- GIVEN PROBLEM -
Locate every line in the material below that has the word "JSON". Copy each of those lines.

(Data items)
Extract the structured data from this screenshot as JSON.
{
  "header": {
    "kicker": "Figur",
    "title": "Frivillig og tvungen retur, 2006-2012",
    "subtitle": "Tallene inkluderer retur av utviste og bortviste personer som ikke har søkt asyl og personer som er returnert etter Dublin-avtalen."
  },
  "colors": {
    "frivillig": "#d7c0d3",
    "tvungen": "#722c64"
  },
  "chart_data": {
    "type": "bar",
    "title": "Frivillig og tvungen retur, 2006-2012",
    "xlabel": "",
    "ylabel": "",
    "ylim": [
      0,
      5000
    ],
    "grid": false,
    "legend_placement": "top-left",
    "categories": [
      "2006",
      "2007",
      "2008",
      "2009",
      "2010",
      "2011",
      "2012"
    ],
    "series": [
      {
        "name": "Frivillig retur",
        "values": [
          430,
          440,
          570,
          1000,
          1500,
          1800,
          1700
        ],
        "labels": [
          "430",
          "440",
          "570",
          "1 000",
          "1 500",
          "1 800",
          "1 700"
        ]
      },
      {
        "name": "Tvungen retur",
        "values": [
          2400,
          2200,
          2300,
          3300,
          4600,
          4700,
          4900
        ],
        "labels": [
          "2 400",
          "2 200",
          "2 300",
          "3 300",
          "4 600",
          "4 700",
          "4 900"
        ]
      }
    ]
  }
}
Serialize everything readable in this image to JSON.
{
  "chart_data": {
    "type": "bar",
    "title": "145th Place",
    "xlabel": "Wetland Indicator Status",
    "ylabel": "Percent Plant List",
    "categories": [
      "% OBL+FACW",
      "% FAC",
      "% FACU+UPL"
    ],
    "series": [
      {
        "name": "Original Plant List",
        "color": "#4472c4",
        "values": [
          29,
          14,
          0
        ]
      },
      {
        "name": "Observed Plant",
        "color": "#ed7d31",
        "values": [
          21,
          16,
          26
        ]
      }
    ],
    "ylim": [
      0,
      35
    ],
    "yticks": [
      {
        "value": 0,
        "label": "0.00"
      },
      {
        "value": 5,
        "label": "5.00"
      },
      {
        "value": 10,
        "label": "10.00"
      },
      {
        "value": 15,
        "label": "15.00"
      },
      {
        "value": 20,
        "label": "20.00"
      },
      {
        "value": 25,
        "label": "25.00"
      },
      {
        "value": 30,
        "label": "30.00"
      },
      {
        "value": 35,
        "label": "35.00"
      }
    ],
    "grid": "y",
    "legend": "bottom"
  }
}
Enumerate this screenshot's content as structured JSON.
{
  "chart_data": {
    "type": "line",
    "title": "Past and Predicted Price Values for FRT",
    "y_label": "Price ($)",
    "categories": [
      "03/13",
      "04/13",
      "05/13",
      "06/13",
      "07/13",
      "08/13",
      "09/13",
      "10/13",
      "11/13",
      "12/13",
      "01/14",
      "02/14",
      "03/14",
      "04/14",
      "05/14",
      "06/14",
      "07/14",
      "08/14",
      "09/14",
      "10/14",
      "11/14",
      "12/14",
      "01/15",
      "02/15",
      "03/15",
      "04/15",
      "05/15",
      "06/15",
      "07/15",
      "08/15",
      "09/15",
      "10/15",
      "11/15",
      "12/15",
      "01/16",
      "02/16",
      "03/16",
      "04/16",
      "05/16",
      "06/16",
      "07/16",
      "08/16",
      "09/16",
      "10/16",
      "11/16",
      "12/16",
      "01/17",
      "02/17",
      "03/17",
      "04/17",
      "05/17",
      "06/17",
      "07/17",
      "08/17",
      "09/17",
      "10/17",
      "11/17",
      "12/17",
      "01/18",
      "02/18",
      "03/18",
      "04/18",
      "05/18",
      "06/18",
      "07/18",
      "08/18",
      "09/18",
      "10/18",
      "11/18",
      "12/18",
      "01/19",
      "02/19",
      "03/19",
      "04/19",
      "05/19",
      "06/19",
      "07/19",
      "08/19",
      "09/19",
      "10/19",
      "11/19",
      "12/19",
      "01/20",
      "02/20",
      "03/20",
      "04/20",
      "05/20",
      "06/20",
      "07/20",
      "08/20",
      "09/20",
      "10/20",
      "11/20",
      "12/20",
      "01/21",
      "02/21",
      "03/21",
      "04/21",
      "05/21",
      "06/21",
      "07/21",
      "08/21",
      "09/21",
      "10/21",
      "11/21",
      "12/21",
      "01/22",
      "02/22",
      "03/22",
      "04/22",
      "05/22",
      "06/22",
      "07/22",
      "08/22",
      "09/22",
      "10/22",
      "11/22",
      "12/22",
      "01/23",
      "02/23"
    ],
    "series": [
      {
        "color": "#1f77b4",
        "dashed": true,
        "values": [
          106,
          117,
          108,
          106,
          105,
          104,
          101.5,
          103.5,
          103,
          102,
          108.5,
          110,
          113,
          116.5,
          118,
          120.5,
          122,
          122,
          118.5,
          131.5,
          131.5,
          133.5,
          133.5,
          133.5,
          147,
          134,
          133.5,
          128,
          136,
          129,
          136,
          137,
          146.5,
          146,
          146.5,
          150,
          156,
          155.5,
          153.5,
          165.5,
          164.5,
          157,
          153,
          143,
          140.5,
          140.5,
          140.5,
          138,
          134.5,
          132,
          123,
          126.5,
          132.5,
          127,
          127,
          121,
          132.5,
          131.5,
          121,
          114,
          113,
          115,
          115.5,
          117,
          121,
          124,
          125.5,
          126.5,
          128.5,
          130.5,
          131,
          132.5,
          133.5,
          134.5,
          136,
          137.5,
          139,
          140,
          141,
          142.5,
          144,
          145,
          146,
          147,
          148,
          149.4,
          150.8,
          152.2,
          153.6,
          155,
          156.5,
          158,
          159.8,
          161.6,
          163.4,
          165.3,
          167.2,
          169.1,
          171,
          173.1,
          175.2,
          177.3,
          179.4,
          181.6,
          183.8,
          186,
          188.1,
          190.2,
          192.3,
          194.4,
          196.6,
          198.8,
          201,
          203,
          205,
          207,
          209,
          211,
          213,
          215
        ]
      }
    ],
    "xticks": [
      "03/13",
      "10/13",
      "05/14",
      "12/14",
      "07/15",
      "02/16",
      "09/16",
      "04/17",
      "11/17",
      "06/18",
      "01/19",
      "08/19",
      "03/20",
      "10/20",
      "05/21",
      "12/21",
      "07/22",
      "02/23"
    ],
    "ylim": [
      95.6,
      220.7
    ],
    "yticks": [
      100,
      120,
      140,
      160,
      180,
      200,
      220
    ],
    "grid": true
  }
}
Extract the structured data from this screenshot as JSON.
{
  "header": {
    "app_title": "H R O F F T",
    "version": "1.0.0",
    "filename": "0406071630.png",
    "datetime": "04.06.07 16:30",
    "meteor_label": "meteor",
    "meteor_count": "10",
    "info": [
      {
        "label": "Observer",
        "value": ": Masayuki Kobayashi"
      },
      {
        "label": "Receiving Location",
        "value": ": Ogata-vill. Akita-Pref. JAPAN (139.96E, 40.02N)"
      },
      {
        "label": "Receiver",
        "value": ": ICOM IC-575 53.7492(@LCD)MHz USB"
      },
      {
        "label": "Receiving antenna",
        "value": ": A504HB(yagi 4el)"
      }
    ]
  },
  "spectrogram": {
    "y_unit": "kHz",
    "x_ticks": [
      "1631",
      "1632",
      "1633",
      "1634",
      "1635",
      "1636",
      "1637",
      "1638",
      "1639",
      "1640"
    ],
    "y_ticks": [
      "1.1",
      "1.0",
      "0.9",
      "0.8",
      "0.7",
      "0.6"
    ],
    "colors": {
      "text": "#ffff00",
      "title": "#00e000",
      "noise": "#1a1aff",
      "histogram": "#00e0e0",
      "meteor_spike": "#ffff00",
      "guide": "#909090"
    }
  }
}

- TASK ANSWER -
Extract the structured data from this screenshot as JSON.
Serialize everything readable in this image to JSON.
Enumerate this screenshot's content as structured JSON.
Extract the structured data from this screenshot as JSON.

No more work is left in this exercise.